[Data excerpts]
##############################
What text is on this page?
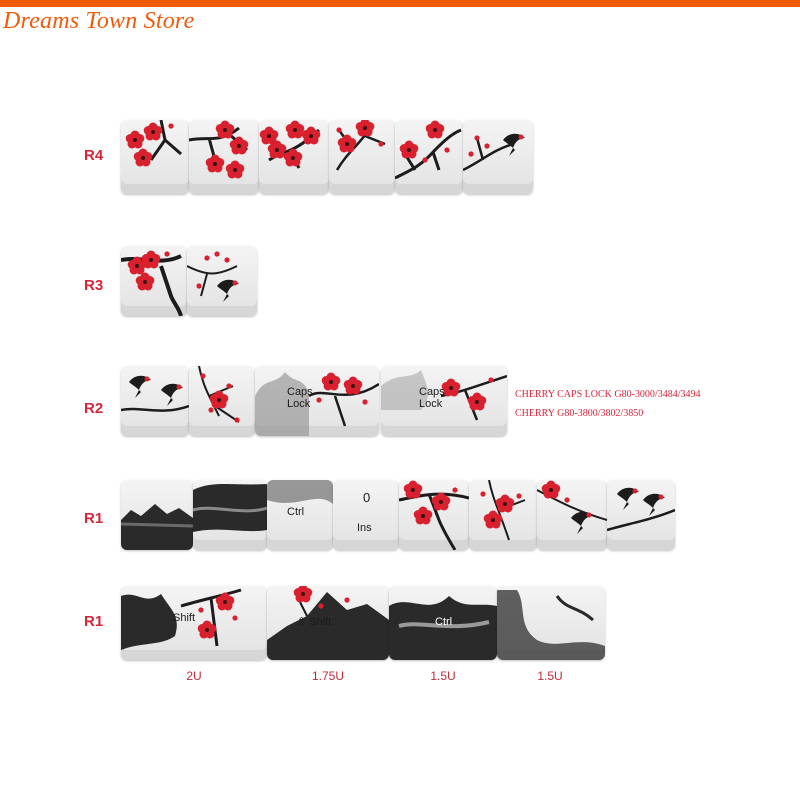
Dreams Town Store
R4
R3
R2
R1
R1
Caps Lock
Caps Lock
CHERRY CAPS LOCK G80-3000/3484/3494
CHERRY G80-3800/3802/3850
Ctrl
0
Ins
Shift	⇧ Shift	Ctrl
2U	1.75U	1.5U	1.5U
##############################
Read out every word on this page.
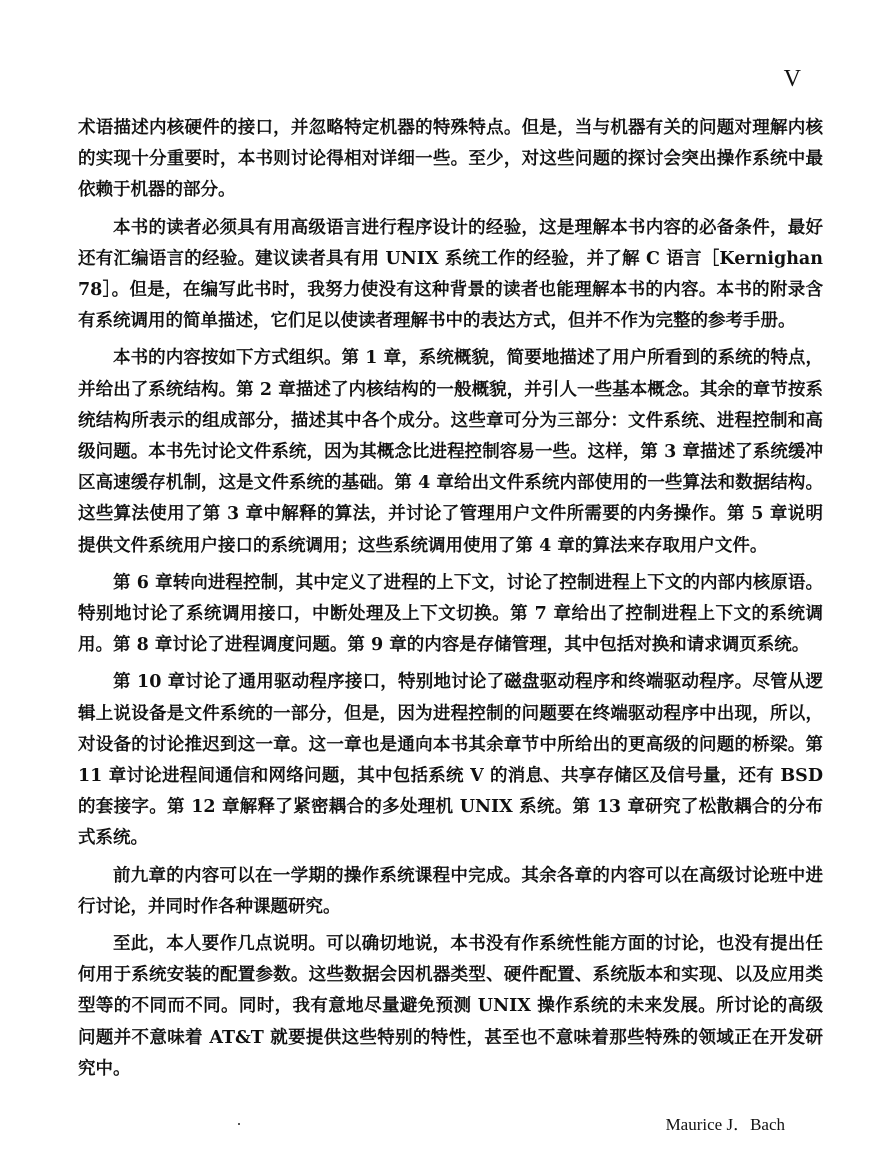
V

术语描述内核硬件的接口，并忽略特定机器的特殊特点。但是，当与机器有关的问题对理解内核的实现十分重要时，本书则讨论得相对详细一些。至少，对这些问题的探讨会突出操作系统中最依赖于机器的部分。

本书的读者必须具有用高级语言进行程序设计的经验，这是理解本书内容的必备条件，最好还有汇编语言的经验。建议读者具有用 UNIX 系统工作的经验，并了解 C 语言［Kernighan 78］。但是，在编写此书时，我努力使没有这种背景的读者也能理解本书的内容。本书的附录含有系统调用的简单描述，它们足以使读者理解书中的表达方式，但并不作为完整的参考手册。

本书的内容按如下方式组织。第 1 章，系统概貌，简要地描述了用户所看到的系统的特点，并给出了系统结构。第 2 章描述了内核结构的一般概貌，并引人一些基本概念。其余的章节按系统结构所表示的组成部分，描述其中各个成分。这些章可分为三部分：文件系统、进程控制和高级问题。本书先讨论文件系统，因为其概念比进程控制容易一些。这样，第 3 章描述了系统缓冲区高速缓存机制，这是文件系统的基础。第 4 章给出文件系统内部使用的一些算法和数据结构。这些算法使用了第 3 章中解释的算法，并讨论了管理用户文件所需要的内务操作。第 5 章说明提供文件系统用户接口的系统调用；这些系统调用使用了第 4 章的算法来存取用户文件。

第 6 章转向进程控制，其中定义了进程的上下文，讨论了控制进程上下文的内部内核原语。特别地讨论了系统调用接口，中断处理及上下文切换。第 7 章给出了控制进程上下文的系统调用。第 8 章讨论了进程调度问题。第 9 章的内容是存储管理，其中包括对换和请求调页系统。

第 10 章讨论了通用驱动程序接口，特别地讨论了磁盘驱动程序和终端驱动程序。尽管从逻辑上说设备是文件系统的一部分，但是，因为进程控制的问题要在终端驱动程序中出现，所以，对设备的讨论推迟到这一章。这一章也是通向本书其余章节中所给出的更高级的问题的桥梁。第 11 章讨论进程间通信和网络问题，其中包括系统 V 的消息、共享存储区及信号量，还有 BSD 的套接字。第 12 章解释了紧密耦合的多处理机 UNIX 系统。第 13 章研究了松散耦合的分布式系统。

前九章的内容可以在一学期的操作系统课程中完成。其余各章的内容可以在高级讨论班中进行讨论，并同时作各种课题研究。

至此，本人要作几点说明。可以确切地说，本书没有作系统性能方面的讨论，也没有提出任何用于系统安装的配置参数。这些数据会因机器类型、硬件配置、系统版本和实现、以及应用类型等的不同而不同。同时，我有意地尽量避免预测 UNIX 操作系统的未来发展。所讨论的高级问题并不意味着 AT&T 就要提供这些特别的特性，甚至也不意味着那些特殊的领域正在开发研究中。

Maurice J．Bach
##############################
▶ [Problem to work on] Copy all lines from the material that hold "UNIX".

▶ [Full response]
本书的读者必须具有用高级语言进行程序设计的经验，这是理解本书内容的必备条件，最好还有汇编语言的经验。建议读者具有用 UNIX 系统工作的经验，并了解 C 语言［Kernighan 78］。但是，在编写此书时，我努力使没有这种背景的读者也能理解本书的内容。本书的附录含有系统调用的简单描述，它们足以使读者理解书中的表达方式，但并不作为完整的参考手册。
第 10 章讨论了通用驱动程序接口，特别地讨论了磁盘驱动程序和终端驱动程序。尽管从逻辑上说设备是文件系统的一部分，但是，因为进程控制的问题要在终端驱动程序中出现，所以，对设备的讨论推迟到这一章。这一章也是通向本书其余章节中所给出的更高级的问题的桥梁。第 11 章讨论进程间通信和网络问题，其中包括系统 V 的消息、共享存储区及信号量，还有 BSD 的套接字。第 12 章解释了紧密耦合的多处理机 UNIX 系统。第 13 章研究了松散耦合的分布式系统。
至此，本人要作几点说明。可以确切地说，本书没有作系统性能方面的讨论，也没有提出任何用于系统安装的配置参数。这些数据会因机器类型、硬件配置、系统版本和实现、以及应用类型等的不同而不同。同时，我有意地尽量避免预测 UNIX 操作系统的未来发展。所讨论的高级问题并不意味着 AT&T 就要提供这些特别的特性，甚至也不意味着那些特殊的领域正在开发研究中。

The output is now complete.